(Records from a data source)
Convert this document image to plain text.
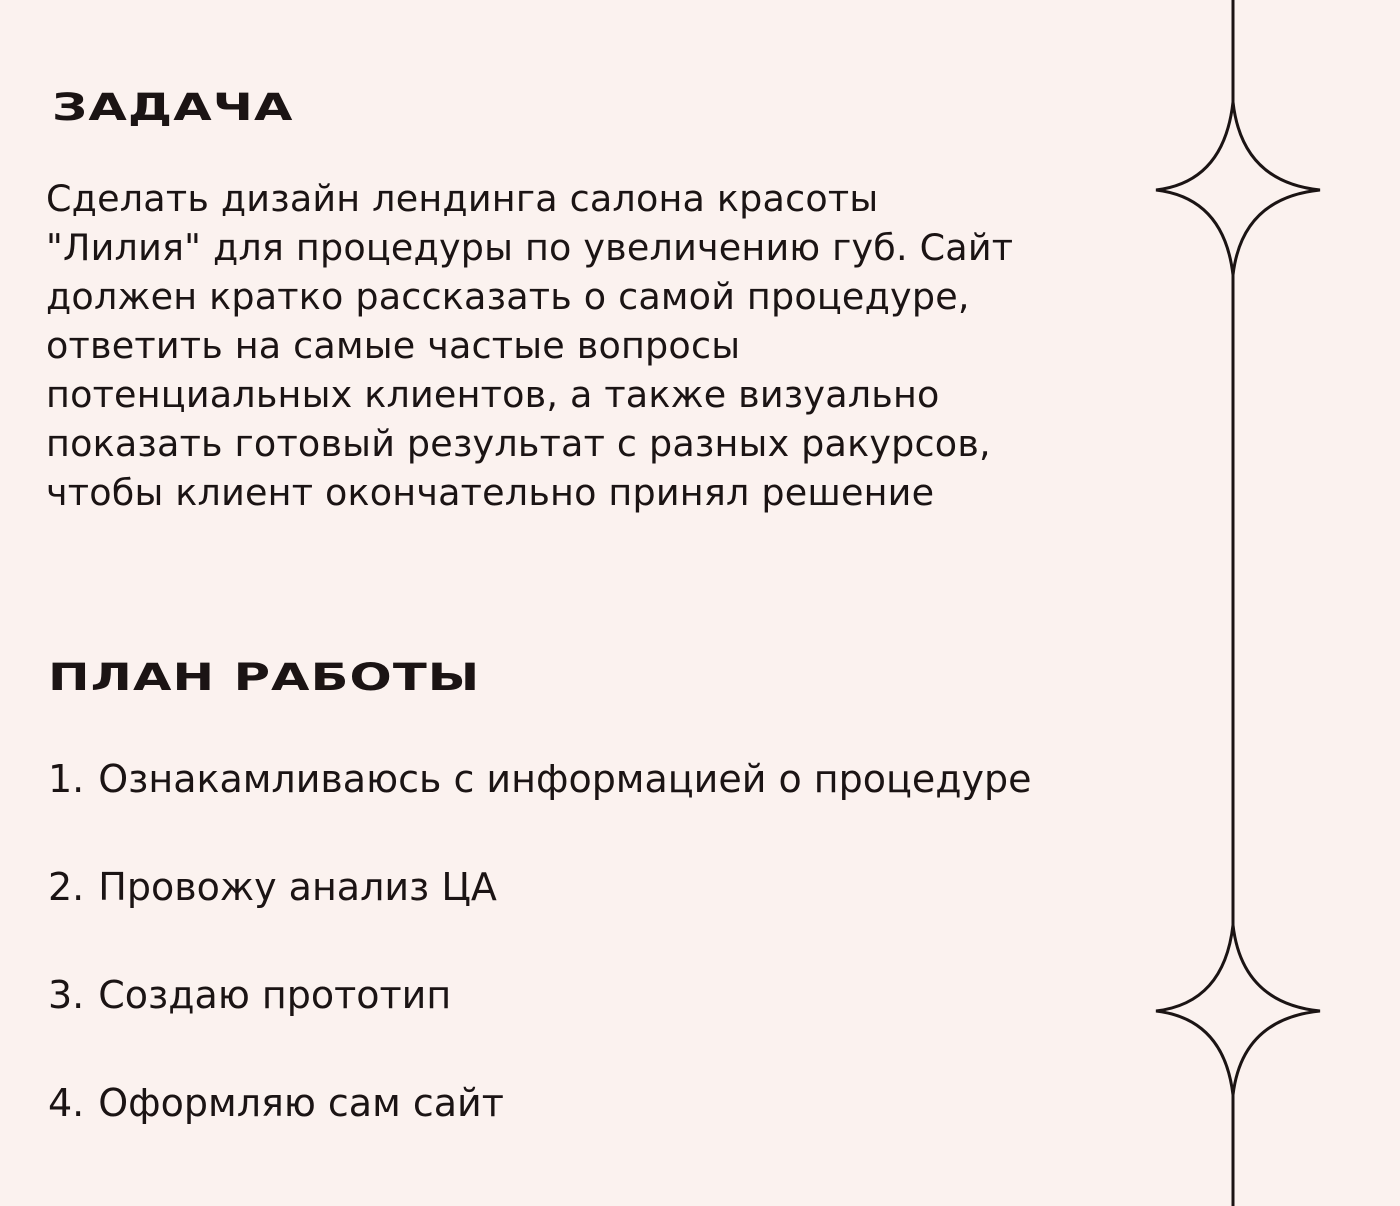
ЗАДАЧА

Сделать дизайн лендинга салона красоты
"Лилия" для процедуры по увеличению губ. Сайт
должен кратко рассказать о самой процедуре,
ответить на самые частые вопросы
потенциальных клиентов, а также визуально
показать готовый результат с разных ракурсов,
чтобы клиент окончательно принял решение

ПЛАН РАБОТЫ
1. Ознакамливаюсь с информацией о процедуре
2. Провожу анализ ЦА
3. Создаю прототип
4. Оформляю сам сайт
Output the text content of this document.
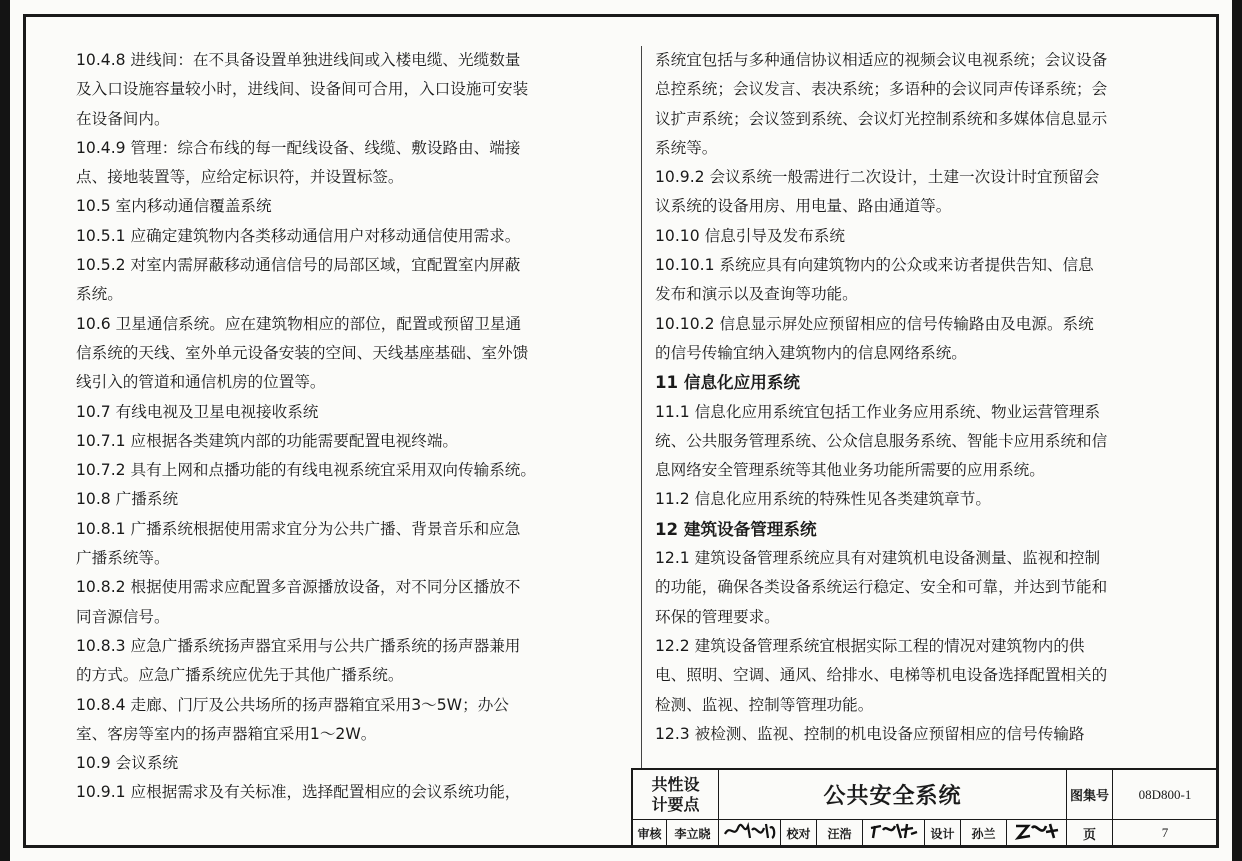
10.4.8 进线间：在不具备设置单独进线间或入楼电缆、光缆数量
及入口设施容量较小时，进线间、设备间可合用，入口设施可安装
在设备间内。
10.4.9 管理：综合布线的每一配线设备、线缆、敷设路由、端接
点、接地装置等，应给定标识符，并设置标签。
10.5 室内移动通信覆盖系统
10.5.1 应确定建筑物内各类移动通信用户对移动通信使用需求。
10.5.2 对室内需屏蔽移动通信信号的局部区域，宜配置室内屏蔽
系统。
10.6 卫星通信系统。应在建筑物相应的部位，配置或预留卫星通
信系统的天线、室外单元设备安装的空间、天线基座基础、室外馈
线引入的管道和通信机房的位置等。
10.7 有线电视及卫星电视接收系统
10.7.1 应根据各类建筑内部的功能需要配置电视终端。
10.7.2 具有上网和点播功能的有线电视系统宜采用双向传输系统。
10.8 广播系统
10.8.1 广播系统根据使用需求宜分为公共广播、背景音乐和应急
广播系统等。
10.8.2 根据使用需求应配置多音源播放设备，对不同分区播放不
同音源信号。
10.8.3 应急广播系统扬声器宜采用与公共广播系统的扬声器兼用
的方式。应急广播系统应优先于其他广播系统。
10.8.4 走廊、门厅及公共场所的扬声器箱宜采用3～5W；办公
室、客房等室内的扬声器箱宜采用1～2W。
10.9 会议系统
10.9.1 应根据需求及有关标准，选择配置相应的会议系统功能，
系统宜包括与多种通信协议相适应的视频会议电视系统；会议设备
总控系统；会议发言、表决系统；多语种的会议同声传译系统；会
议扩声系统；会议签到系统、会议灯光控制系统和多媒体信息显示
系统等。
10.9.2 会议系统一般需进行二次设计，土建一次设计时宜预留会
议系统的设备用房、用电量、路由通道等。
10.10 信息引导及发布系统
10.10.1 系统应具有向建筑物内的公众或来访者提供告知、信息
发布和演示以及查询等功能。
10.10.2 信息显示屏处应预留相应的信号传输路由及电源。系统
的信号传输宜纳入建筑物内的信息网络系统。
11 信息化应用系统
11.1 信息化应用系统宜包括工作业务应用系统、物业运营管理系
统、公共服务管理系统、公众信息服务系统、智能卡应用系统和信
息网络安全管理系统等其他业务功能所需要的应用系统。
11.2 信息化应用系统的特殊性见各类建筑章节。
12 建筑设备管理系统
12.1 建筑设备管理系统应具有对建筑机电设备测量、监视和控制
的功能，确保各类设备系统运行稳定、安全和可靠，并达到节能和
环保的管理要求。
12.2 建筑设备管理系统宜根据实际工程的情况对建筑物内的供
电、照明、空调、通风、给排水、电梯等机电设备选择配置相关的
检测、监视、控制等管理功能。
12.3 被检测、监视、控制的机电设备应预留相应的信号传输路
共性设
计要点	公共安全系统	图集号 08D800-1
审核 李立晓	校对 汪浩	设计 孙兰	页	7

▸ **YOUR OBJECTIVE**
Select all lines with the word "this" from the entries above.

▸ **RESPONSE**
Convert this document image to plain text.
Output the text content of this document.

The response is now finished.